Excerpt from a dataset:
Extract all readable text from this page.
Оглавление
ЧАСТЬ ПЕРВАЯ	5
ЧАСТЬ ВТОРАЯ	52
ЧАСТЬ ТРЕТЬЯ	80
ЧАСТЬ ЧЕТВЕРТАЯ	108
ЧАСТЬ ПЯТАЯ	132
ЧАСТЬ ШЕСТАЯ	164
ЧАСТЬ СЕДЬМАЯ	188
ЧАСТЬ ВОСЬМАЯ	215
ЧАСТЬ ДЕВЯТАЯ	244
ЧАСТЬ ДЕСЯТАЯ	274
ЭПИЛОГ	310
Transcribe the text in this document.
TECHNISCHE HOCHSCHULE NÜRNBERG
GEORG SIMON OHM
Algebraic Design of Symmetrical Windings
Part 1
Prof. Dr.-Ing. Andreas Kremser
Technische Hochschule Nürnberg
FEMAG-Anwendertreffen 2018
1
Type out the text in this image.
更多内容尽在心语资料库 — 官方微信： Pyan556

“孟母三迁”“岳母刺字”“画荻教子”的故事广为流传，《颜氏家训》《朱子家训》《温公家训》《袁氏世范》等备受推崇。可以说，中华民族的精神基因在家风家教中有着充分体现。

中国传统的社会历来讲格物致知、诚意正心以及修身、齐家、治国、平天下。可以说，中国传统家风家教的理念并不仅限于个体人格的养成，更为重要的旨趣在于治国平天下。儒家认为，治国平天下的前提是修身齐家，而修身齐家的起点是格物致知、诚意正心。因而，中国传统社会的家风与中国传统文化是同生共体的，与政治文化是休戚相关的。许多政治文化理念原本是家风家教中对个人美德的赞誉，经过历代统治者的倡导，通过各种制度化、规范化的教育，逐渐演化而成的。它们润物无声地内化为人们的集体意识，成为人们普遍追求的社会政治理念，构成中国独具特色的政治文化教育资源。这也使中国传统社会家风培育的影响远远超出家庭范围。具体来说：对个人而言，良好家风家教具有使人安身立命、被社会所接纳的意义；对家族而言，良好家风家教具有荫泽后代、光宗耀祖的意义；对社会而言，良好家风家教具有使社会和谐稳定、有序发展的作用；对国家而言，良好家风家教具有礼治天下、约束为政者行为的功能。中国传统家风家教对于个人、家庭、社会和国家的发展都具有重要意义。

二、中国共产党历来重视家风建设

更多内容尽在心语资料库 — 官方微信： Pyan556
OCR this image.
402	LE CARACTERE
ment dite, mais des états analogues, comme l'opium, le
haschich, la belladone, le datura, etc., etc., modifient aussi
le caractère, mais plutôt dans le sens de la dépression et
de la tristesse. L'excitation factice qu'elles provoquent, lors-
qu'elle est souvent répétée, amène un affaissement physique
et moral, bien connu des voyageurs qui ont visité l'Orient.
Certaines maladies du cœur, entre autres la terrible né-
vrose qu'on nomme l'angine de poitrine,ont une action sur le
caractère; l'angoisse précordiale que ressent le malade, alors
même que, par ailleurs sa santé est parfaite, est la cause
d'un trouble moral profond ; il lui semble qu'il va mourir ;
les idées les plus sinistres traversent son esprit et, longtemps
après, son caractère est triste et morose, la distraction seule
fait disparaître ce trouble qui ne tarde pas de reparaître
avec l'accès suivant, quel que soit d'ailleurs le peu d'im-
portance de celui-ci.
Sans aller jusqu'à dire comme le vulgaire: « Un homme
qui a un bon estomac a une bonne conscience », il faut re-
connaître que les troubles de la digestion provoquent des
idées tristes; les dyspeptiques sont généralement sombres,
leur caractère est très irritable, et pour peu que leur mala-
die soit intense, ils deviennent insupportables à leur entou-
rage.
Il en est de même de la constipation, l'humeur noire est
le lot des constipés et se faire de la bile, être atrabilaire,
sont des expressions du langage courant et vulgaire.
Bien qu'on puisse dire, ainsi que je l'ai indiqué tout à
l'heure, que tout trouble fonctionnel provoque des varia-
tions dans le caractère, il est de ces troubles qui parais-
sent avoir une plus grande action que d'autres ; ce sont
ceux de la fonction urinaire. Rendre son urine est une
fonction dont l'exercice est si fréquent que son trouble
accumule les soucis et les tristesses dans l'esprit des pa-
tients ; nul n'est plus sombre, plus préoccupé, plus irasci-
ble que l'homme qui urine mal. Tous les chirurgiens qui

INSTRUCTIONS TO FOLLOW:
Pick out every line with the string "this" and copy it.

SOLUTION TO THE EXERCISE:
Extract all readable text from this page.
Transcribe the text in this document.
Type out the text in this image.
OCR this image.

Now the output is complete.